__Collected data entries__

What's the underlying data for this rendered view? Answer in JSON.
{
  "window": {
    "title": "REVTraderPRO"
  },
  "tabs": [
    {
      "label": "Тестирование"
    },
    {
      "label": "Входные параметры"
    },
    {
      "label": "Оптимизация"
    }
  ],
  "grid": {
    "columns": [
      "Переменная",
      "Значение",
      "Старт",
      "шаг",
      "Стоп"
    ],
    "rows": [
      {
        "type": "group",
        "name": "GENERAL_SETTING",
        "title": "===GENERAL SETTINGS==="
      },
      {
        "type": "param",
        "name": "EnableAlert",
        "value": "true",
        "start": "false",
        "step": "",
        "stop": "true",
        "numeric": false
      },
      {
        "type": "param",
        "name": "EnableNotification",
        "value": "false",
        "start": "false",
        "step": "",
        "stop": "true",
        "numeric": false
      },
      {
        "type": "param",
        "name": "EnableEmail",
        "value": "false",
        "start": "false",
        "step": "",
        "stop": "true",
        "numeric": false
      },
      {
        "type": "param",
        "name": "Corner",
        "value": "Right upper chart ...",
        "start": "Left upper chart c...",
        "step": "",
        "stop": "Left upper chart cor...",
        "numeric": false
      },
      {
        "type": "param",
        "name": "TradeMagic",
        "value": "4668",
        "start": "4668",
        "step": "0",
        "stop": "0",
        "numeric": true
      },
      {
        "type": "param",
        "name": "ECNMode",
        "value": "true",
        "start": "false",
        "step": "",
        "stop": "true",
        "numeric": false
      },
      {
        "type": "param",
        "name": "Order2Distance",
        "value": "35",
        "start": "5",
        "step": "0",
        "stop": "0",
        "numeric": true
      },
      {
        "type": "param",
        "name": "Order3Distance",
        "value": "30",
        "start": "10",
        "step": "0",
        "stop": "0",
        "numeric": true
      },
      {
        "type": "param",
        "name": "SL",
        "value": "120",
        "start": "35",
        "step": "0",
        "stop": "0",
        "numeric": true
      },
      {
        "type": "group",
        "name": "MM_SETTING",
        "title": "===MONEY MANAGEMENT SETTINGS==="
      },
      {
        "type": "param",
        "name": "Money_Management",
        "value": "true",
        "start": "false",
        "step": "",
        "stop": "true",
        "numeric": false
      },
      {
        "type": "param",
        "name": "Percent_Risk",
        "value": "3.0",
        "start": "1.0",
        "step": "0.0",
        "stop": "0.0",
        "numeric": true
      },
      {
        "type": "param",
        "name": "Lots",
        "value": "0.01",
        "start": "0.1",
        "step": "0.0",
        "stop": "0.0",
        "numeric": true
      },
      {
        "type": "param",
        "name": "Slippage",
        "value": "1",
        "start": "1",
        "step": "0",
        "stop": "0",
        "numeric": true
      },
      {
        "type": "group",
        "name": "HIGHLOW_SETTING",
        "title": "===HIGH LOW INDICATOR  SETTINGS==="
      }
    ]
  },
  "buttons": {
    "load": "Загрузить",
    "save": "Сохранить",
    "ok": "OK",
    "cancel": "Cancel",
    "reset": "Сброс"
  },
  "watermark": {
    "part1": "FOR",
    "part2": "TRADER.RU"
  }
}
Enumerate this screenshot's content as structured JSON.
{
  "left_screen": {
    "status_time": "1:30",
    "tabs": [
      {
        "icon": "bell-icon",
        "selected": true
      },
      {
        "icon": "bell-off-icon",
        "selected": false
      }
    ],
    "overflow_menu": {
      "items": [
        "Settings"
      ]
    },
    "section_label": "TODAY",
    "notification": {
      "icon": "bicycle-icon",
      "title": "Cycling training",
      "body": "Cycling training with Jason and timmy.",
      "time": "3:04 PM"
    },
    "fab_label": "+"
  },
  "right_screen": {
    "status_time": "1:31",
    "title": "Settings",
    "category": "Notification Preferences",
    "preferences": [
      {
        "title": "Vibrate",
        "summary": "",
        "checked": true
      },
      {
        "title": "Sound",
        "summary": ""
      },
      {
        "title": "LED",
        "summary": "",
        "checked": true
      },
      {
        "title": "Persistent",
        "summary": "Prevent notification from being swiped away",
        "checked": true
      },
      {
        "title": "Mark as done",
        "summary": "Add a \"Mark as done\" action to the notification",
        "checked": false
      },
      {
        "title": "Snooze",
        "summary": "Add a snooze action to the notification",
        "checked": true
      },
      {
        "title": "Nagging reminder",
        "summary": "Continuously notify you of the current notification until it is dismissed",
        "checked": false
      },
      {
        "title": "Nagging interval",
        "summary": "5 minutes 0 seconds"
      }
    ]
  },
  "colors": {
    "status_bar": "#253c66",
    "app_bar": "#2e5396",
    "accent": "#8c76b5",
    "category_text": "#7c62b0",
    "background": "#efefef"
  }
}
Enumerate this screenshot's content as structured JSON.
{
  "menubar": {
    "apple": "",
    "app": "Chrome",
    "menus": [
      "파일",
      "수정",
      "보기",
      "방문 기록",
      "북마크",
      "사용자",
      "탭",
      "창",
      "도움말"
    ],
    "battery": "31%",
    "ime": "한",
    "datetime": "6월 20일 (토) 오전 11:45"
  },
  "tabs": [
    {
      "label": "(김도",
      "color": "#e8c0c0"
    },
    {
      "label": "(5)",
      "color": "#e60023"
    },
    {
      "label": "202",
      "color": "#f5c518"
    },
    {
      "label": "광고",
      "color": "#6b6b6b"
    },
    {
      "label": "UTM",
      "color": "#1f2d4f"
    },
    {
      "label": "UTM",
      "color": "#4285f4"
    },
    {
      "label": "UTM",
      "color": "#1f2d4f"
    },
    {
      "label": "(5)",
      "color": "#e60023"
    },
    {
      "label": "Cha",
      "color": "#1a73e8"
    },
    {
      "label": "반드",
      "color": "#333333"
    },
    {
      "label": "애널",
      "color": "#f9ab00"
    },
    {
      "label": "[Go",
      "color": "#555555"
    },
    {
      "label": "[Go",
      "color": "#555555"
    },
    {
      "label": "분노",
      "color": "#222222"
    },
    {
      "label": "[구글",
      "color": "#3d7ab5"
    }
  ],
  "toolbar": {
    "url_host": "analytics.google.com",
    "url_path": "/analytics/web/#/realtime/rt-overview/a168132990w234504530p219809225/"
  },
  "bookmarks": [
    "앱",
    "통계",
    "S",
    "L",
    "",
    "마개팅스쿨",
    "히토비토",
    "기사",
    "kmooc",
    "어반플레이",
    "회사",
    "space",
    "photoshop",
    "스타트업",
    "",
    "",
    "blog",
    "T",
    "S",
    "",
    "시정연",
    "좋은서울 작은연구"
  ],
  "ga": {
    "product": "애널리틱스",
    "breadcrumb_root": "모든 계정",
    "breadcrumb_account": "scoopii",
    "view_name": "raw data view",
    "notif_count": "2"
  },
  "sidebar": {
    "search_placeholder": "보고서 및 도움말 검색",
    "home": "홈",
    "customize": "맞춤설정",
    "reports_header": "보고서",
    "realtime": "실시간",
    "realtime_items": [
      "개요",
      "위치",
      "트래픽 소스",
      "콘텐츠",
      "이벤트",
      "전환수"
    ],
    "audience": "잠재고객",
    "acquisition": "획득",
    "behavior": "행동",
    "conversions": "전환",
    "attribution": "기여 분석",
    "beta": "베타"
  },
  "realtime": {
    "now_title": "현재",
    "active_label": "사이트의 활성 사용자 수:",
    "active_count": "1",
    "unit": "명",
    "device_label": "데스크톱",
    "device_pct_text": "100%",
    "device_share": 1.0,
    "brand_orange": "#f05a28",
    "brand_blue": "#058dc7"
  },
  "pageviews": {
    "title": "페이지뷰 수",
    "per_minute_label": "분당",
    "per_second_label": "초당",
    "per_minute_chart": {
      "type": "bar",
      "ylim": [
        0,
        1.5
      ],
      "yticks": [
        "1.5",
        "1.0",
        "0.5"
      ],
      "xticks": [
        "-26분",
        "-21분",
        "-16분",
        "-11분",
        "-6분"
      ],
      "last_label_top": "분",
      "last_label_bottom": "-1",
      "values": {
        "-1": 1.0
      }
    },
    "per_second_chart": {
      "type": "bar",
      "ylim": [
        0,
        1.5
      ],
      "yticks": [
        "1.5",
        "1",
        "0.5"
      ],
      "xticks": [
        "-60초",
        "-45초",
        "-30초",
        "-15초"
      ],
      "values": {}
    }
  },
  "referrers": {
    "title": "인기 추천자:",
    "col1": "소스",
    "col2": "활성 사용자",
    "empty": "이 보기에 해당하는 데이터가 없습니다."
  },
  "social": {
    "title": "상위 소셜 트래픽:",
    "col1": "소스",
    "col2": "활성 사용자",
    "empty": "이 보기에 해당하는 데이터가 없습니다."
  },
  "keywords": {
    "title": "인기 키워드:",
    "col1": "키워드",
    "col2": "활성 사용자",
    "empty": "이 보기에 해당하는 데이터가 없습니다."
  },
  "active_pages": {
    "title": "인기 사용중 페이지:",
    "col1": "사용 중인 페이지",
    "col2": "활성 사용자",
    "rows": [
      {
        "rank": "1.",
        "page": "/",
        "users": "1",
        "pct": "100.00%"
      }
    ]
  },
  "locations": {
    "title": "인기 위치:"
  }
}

__THE EXERCISE__
From the entries above, return each line with the word "done" in it.

__RESPONSE__
        "title": "Mark as done",
        "summary": "Add a \"Mark as done\" action to the notification",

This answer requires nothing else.